▶ **Given instruction**
Copy, in full, each line of the material that holds the word "Rudel".

=== Input records ===

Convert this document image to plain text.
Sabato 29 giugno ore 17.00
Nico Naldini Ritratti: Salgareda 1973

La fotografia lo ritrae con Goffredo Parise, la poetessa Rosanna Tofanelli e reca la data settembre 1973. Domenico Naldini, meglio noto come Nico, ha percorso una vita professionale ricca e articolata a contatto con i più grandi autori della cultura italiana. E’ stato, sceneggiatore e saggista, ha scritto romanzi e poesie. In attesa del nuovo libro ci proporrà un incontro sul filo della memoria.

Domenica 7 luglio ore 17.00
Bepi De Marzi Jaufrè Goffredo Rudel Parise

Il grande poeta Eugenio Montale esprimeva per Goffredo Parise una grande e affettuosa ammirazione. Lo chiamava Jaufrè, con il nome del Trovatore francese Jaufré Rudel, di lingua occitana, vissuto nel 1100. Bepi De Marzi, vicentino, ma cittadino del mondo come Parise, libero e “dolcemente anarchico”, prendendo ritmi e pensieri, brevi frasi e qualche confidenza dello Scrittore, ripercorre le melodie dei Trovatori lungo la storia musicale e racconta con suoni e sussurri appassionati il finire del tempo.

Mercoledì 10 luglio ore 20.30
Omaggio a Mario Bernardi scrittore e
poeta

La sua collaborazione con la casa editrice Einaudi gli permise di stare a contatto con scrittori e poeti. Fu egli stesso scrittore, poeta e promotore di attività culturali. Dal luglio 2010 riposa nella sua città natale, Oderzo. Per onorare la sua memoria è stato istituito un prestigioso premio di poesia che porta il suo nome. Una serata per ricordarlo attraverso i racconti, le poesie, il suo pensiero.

===
=== Input records ===

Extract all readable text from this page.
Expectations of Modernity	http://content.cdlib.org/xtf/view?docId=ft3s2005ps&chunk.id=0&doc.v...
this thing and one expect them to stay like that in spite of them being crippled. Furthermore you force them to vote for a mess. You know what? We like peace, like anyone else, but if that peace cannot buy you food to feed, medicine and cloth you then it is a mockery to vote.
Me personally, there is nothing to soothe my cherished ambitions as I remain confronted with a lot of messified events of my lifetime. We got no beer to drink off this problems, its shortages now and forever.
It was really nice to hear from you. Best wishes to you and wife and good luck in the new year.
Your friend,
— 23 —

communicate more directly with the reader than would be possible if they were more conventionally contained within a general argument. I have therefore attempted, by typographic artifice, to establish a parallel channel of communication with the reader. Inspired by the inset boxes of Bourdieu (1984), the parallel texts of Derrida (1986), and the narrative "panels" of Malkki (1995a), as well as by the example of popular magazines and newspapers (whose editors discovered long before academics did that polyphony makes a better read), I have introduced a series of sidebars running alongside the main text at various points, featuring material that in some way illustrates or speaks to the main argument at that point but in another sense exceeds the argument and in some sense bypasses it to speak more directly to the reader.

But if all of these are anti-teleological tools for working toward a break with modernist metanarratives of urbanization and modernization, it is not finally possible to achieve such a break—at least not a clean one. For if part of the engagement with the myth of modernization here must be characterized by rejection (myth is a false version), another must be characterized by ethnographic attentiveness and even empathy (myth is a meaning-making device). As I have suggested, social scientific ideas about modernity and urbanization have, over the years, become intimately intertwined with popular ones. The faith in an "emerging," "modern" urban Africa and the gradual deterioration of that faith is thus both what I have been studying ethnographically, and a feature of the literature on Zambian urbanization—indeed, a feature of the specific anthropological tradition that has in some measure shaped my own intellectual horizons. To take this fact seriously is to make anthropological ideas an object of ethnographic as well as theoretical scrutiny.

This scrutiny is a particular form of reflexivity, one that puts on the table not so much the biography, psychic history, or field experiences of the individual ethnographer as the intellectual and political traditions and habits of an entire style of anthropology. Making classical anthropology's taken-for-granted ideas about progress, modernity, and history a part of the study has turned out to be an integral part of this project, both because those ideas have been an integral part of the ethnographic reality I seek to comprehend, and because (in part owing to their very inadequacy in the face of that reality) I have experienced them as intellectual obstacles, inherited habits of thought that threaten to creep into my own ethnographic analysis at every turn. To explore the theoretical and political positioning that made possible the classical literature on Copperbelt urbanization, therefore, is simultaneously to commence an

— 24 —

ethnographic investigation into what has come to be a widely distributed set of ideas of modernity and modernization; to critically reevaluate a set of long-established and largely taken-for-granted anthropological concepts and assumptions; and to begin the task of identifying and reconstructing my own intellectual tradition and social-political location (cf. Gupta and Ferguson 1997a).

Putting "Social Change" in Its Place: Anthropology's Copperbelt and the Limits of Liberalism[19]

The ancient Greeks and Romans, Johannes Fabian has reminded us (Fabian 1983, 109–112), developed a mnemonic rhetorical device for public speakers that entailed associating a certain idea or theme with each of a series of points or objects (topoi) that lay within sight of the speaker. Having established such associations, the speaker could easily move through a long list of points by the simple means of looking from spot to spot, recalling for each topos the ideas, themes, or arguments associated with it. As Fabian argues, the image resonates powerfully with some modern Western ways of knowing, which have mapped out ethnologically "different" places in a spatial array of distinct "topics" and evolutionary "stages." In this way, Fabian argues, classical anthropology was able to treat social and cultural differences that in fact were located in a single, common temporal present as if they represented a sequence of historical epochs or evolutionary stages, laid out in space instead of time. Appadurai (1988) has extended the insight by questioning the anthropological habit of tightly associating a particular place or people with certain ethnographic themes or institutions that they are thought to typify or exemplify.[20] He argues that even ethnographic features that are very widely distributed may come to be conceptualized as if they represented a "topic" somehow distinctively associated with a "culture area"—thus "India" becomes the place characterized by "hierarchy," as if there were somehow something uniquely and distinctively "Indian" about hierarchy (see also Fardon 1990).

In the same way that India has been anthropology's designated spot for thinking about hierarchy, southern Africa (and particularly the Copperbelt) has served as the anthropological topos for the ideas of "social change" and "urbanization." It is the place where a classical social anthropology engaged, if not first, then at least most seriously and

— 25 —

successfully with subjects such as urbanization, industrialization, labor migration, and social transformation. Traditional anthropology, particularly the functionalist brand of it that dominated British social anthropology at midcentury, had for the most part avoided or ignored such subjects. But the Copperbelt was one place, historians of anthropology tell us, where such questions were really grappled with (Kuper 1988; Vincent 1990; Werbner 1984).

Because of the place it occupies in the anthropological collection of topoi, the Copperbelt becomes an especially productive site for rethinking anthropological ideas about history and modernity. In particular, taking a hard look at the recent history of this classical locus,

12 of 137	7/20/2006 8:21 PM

===

▶ **The completed task**
Bepi De Marzi Jaufrè Goffredo Rudel Parise
Il grande poeta Eugenio Montale esprimeva per Goffredo Parise una grande e affettuosa ammirazione. Lo chiamava Jaufrè, con il nome del Trovatore francese Jaufré Rudel, di lingua occitana, vissuto nel 1100. Bepi De Marzi, vicentino, ma cittadino del mondo come Parise, libero e “dolcemente anarchico”, prendendo ritmi e pensieri, brevi frasi e qualche confidenza dello Scrittore, ripercorre le melodie dei Trovatori lungo la storia musicale e racconta con suoni e sussurri appassionati il finire del tempo.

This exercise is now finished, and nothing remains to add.